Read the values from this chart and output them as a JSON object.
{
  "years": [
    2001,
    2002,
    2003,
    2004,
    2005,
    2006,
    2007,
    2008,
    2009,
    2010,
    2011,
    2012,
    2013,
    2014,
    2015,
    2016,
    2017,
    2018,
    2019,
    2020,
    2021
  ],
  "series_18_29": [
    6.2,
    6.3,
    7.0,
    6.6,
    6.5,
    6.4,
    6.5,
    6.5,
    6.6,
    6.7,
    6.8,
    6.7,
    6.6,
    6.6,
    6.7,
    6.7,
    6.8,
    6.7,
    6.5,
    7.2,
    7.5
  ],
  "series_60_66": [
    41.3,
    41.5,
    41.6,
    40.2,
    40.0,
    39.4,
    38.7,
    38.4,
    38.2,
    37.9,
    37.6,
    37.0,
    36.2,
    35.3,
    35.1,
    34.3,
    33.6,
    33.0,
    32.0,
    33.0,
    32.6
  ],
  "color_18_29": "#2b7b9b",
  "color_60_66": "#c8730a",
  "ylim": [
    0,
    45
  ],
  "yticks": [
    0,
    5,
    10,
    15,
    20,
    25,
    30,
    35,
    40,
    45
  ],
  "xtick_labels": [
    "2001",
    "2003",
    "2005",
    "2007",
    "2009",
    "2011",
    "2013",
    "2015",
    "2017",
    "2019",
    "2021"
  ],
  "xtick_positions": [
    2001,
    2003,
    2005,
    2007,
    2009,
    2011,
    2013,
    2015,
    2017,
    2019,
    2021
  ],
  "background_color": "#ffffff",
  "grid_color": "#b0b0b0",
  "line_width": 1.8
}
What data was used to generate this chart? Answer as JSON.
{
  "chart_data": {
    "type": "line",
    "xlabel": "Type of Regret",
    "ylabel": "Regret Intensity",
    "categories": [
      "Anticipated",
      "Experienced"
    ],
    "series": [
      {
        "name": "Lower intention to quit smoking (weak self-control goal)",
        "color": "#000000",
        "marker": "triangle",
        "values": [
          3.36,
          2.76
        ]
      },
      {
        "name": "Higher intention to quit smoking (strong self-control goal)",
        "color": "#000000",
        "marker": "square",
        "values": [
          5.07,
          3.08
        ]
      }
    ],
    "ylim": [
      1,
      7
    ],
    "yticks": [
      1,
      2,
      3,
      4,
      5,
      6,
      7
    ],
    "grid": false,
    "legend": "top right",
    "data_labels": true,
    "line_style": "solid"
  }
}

####################

[GIVEN TASK]: Pick out the lines that include the word "name" and write them out.

[SOLUTION TO THIS PROBLEM]:
        "name": "Lower intention to quit smoking (weak self-control goal)",
        "name": "Higher intention to quit smoking (strong self-control goal)",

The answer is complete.